::: MATERIAL FOR THIS TASK
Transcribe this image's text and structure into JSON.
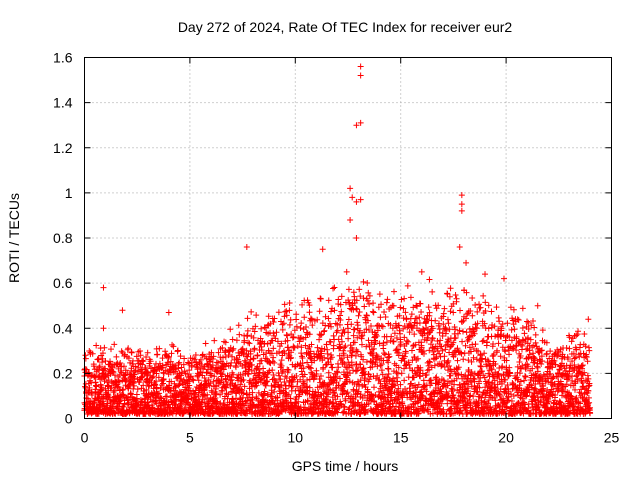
{
  "chart_data": {
    "type": "scatter",
    "title": "Day 272 of 2024, Rate Of TEC Index for receiver eur2",
    "xlabel": "GPS time / hours",
    "ylabel": "ROTI / TECUs",
    "xlim": [
      0,
      25
    ],
    "ylim": [
      0,
      1.6
    ],
    "x_ticks": [
      0,
      5,
      10,
      15,
      20,
      25
    ],
    "x_tick_labels": [
      "0",
      "5",
      "10",
      "15",
      "20",
      "25"
    ],
    "y_ticks": [
      0,
      0.2,
      0.4,
      0.6,
      0.8,
      1.0,
      1.2,
      1.4,
      1.6
    ],
    "y_tick_labels": [
      "0",
      "0.2",
      "0.4",
      "0.6",
      "0.8",
      "1",
      "1.2",
      "1.4",
      "1.6"
    ],
    "grid": true,
    "marker": "+",
    "color": "#ff0000",
    "series": [
      {
        "name": "ROTI",
        "notable_points": [
          {
            "x": 0.9,
            "y": 0.58
          },
          {
            "x": 0.9,
            "y": 0.4
          },
          {
            "x": 1.8,
            "y": 0.48
          },
          {
            "x": 4.0,
            "y": 0.47
          },
          {
            "x": 7.7,
            "y": 0.76
          },
          {
            "x": 11.3,
            "y": 0.75
          },
          {
            "x": 12.6,
            "y": 1.02
          },
          {
            "x": 12.7,
            "y": 0.98
          },
          {
            "x": 12.9,
            "y": 0.96
          },
          {
            "x": 13.1,
            "y": 0.97
          },
          {
            "x": 12.6,
            "y": 0.88
          },
          {
            "x": 12.9,
            "y": 1.3
          },
          {
            "x": 13.1,
            "y": 1.31
          },
          {
            "x": 13.1,
            "y": 1.52
          },
          {
            "x": 13.1,
            "y": 1.56
          },
          {
            "x": 12.9,
            "y": 0.8
          },
          {
            "x": 17.9,
            "y": 0.99
          },
          {
            "x": 17.9,
            "y": 0.95
          },
          {
            "x": 17.9,
            "y": 0.92
          },
          {
            "x": 17.8,
            "y": 0.76
          },
          {
            "x": 18.1,
            "y": 0.69
          },
          {
            "x": 16.0,
            "y": 0.65
          },
          {
            "x": 19.0,
            "y": 0.64
          },
          {
            "x": 19.9,
            "y": 0.62
          },
          {
            "x": 21.5,
            "y": 0.5
          },
          {
            "x": 23.9,
            "y": 0.44
          }
        ],
        "envelope": [
          {
            "x": 0,
            "y": 0.24
          },
          {
            "x": 1,
            "y": 0.25
          },
          {
            "x": 2,
            "y": 0.26
          },
          {
            "x": 3,
            "y": 0.24
          },
          {
            "x": 4,
            "y": 0.26
          },
          {
            "x": 5,
            "y": 0.24
          },
          {
            "x": 6,
            "y": 0.26
          },
          {
            "x": 7,
            "y": 0.3
          },
          {
            "x": 8,
            "y": 0.38
          },
          {
            "x": 9,
            "y": 0.4
          },
          {
            "x": 10,
            "y": 0.4
          },
          {
            "x": 11,
            "y": 0.45
          },
          {
            "x": 12,
            "y": 0.48
          },
          {
            "x": 13,
            "y": 0.5
          },
          {
            "x": 14,
            "y": 0.45
          },
          {
            "x": 15,
            "y": 0.46
          },
          {
            "x": 16,
            "y": 0.5
          },
          {
            "x": 17,
            "y": 0.48
          },
          {
            "x": 18,
            "y": 0.46
          },
          {
            "x": 19,
            "y": 0.44
          },
          {
            "x": 20,
            "y": 0.4
          },
          {
            "x": 21,
            "y": 0.38
          },
          {
            "x": 22,
            "y": 0.28
          },
          {
            "x": 23,
            "y": 0.3
          },
          {
            "x": 24,
            "y": 0.32
          }
        ]
      }
    ]
  }
}
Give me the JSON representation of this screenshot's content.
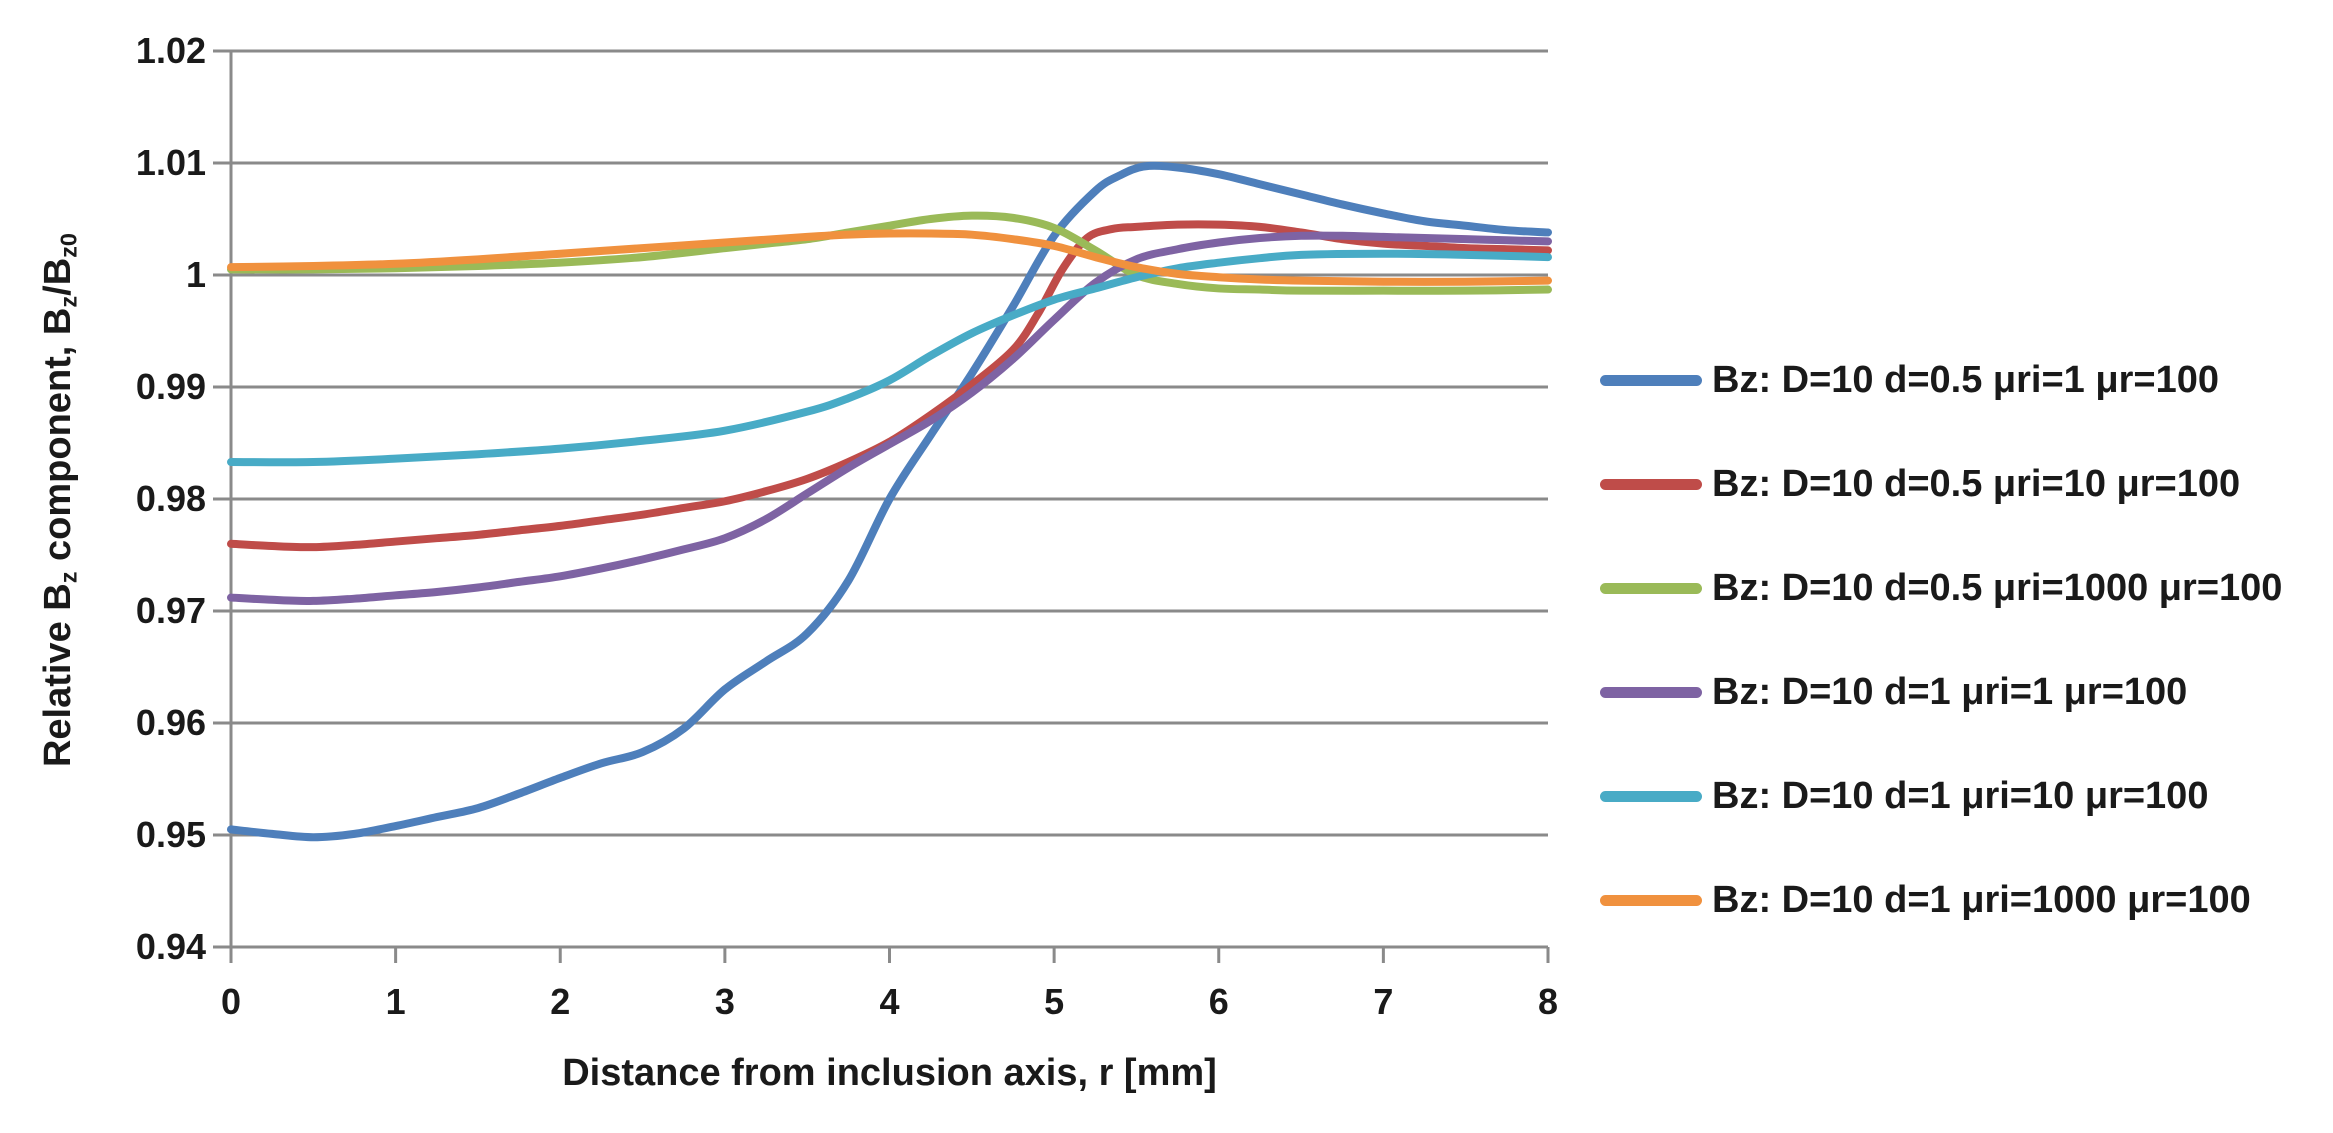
{
  "chart_data": {
    "type": "line",
    "title": "",
    "xlabel": "Distance from inclusion axis, r [mm]",
    "ylabel": "Relative Bz component, Bz/Bz0",
    "ylabel_parts": [
      {
        "t": "Relative B",
        "sub": false
      },
      {
        "t": "z",
        "sub": true
      },
      {
        "t": " component, B",
        "sub": false
      },
      {
        "t": "z",
        "sub": true
      },
      {
        "t": "/B",
        "sub": false
      },
      {
        "t": "z0",
        "sub": true
      }
    ],
    "xlim": [
      0,
      8
    ],
    "ylim": [
      0.94,
      1.02
    ],
    "x_ticks": [
      "0",
      "1",
      "2",
      "3",
      "4",
      "5",
      "6",
      "7",
      "8"
    ],
    "y_ticks": [
      "1.02",
      "1.01",
      "1",
      "0.99",
      "0.98",
      "0.97",
      "0.96",
      "0.95",
      "0.94"
    ],
    "grid": true,
    "legend_position": "right",
    "axis_color": "#8a8a8a",
    "text_color": "#1a1a1a",
    "background_color": "#ffffff",
    "line_width": 8,
    "series": [
      {
        "name": "Bz: D=10 d=0.5 μri=1 μr=100",
        "color": "#4e7fbb",
        "points": [
          [
            0,
            0.9505
          ],
          [
            0.25,
            0.9501
          ],
          [
            0.5,
            0.9498
          ],
          [
            0.75,
            0.9501
          ],
          [
            1,
            0.9508
          ],
          [
            1.25,
            0.9516
          ],
          [
            1.5,
            0.9524
          ],
          [
            1.75,
            0.9537
          ],
          [
            2,
            0.9551
          ],
          [
            2.25,
            0.9564
          ],
          [
            2.5,
            0.9574
          ],
          [
            2.75,
            0.9595
          ],
          [
            3,
            0.963
          ],
          [
            3.25,
            0.9655
          ],
          [
            3.5,
            0.968
          ],
          [
            3.75,
            0.9727
          ],
          [
            4,
            0.98
          ],
          [
            4.25,
            0.9857
          ],
          [
            4.5,
            0.9912
          ],
          [
            4.75,
            0.9972
          ],
          [
            5,
            1.0035
          ],
          [
            5.25,
            1.0075
          ],
          [
            5.4,
            1.0089
          ],
          [
            5.55,
            1.0097
          ],
          [
            5.75,
            1.0096
          ],
          [
            6,
            1.009
          ],
          [
            6.25,
            1.0081
          ],
          [
            6.5,
            1.0072
          ],
          [
            6.75,
            1.0063
          ],
          [
            7,
            1.0055
          ],
          [
            7.25,
            1.0048
          ],
          [
            7.5,
            1.0044
          ],
          [
            7.75,
            1.004
          ],
          [
            8,
            1.0038
          ]
        ]
      },
      {
        "name": "Bz: D=10 d=0.5 μri=10 μr=100",
        "color": "#bf4c49",
        "points": [
          [
            0,
            0.976
          ],
          [
            0.25,
            0.9758
          ],
          [
            0.5,
            0.9757
          ],
          [
            0.75,
            0.9759
          ],
          [
            1,
            0.9762
          ],
          [
            1.25,
            0.9765
          ],
          [
            1.5,
            0.9768
          ],
          [
            1.75,
            0.9772
          ],
          [
            2,
            0.9776
          ],
          [
            2.25,
            0.9781
          ],
          [
            2.5,
            0.9786
          ],
          [
            2.75,
            0.9792
          ],
          [
            3,
            0.9798
          ],
          [
            3.25,
            0.9807
          ],
          [
            3.5,
            0.9818
          ],
          [
            3.75,
            0.9833
          ],
          [
            4,
            0.9851
          ],
          [
            4.25,
            0.9875
          ],
          [
            4.5,
            0.9902
          ],
          [
            4.75,
            0.9933
          ],
          [
            4.9,
            0.9965
          ],
          [
            5.05,
            1.0005
          ],
          [
            5.2,
            1.0033
          ],
          [
            5.35,
            1.0041
          ],
          [
            5.5,
            1.0043
          ],
          [
            5.75,
            1.0045
          ],
          [
            6,
            1.0045
          ],
          [
            6.25,
            1.0043
          ],
          [
            6.5,
            1.0038
          ],
          [
            6.75,
            1.0032
          ],
          [
            7,
            1.0028
          ],
          [
            7.25,
            1.0026
          ],
          [
            7.5,
            1.0024
          ],
          [
            7.75,
            1.0023
          ],
          [
            8,
            1.0022
          ]
        ]
      },
      {
        "name": "Bz: D=10 d=0.5 μri=1000 μr=100",
        "color": "#9aba58",
        "points": [
          [
            0,
            1.0005
          ],
          [
            0.5,
            1.0005
          ],
          [
            1,
            1.0006
          ],
          [
            1.5,
            1.0008
          ],
          [
            2,
            1.0011
          ],
          [
            2.5,
            1.0016
          ],
          [
            3,
            1.0024
          ],
          [
            3.25,
            1.0028
          ],
          [
            3.5,
            1.0032
          ],
          [
            3.75,
            1.0038
          ],
          [
            4,
            1.0044
          ],
          [
            4.25,
            1.005
          ],
          [
            4.5,
            1.0053
          ],
          [
            4.75,
            1.0051
          ],
          [
            5,
            1.0042
          ],
          [
            5.25,
            1.0022
          ],
          [
            5.5,
            1.0
          ],
          [
            5.75,
            0.9992
          ],
          [
            6,
            0.9988
          ],
          [
            6.25,
            0.9987
          ],
          [
            6.5,
            0.9986
          ],
          [
            7,
            0.9986
          ],
          [
            7.5,
            0.9986
          ],
          [
            8,
            0.9987
          ]
        ]
      },
      {
        "name": "Bz: D=10 d=1 μri=1 μr=100",
        "color": "#7e63a3",
        "points": [
          [
            0,
            0.9712
          ],
          [
            0.25,
            0.971
          ],
          [
            0.5,
            0.9709
          ],
          [
            0.75,
            0.9711
          ],
          [
            1,
            0.9714
          ],
          [
            1.25,
            0.9717
          ],
          [
            1.5,
            0.9721
          ],
          [
            1.75,
            0.9726
          ],
          [
            2,
            0.9731
          ],
          [
            2.25,
            0.9738
          ],
          [
            2.5,
            0.9746
          ],
          [
            2.75,
            0.9755
          ],
          [
            3,
            0.9765
          ],
          [
            3.25,
            0.9782
          ],
          [
            3.5,
            0.9805
          ],
          [
            3.75,
            0.9828
          ],
          [
            4,
            0.9849
          ],
          [
            4.25,
            0.987
          ],
          [
            4.5,
            0.9895
          ],
          [
            4.75,
            0.9925
          ],
          [
            5,
            0.996
          ],
          [
            5.25,
            0.9993
          ],
          [
            5.5,
            1.0014
          ],
          [
            5.75,
            1.0023
          ],
          [
            6,
            1.0029
          ],
          [
            6.25,
            1.0033
          ],
          [
            6.5,
            1.0035
          ],
          [
            6.75,
            1.0035
          ],
          [
            7,
            1.0034
          ],
          [
            7.25,
            1.0033
          ],
          [
            7.5,
            1.0032
          ],
          [
            7.75,
            1.0031
          ],
          [
            8,
            1.003
          ]
        ]
      },
      {
        "name": "Bz: D=10 d=1 μri=10 μr=100",
        "color": "#48abc6",
        "points": [
          [
            0,
            0.9833
          ],
          [
            0.5,
            0.9833
          ],
          [
            1,
            0.9836
          ],
          [
            1.5,
            0.984
          ],
          [
            2,
            0.9845
          ],
          [
            2.5,
            0.9852
          ],
          [
            3,
            0.9861
          ],
          [
            3.5,
            0.9878
          ],
          [
            3.75,
            0.989
          ],
          [
            4,
            0.9906
          ],
          [
            4.25,
            0.9928
          ],
          [
            4.5,
            0.9948
          ],
          [
            4.75,
            0.9964
          ],
          [
            5,
            0.9978
          ],
          [
            5.25,
            0.9988
          ],
          [
            5.5,
            0.9998
          ],
          [
            5.75,
            1.0006
          ],
          [
            6,
            1.0011
          ],
          [
            6.25,
            1.0015
          ],
          [
            6.5,
            1.0018
          ],
          [
            7,
            1.0019
          ],
          [
            7.5,
            1.0018
          ],
          [
            8,
            1.0016
          ]
        ]
      },
      {
        "name": "Bz: D=10 d=1 μri=1000 μr=100",
        "color": "#f0913e",
        "points": [
          [
            0,
            1.0007
          ],
          [
            0.5,
            1.0008
          ],
          [
            1,
            1.001
          ],
          [
            1.5,
            1.0014
          ],
          [
            2,
            1.0019
          ],
          [
            2.5,
            1.0024
          ],
          [
            3,
            1.0029
          ],
          [
            3.5,
            1.0034
          ],
          [
            3.75,
            1.0036
          ],
          [
            4,
            1.0037
          ],
          [
            4.25,
            1.0037
          ],
          [
            4.5,
            1.0036
          ],
          [
            4.75,
            1.0032
          ],
          [
            5,
            1.0026
          ],
          [
            5.25,
            1.0016
          ],
          [
            5.5,
            1.0007
          ],
          [
            5.75,
            1.0001
          ],
          [
            6,
            0.9998
          ],
          [
            6.25,
            0.9996
          ],
          [
            6.5,
            0.9995
          ],
          [
            7,
            0.9994
          ],
          [
            7.5,
            0.9994
          ],
          [
            8,
            0.9995
          ]
        ]
      }
    ]
  }
}
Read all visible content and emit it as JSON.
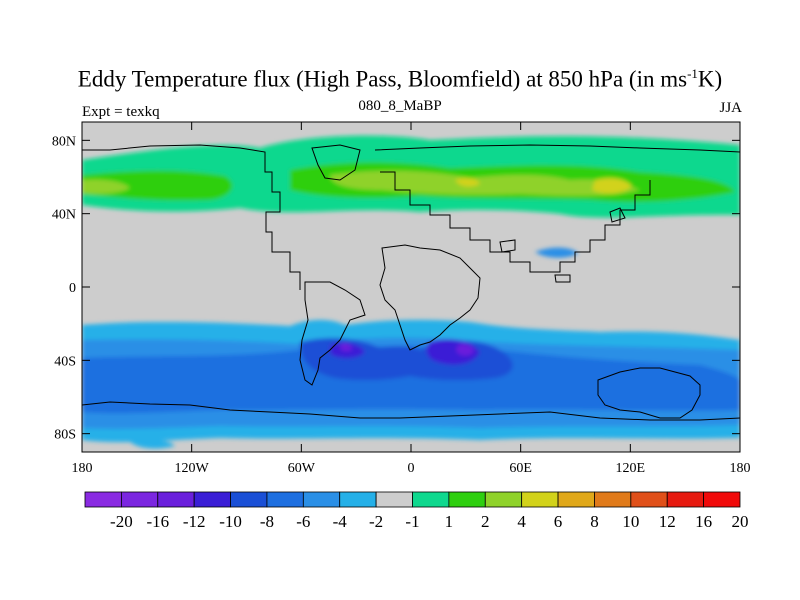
::::::
# TASK DETAILS
Find the word "content" and list each line it appears in.

# FULL SOLUTION
Give me the JSON representation of this screenshot's content.
Read all visible content and emit it as JSON.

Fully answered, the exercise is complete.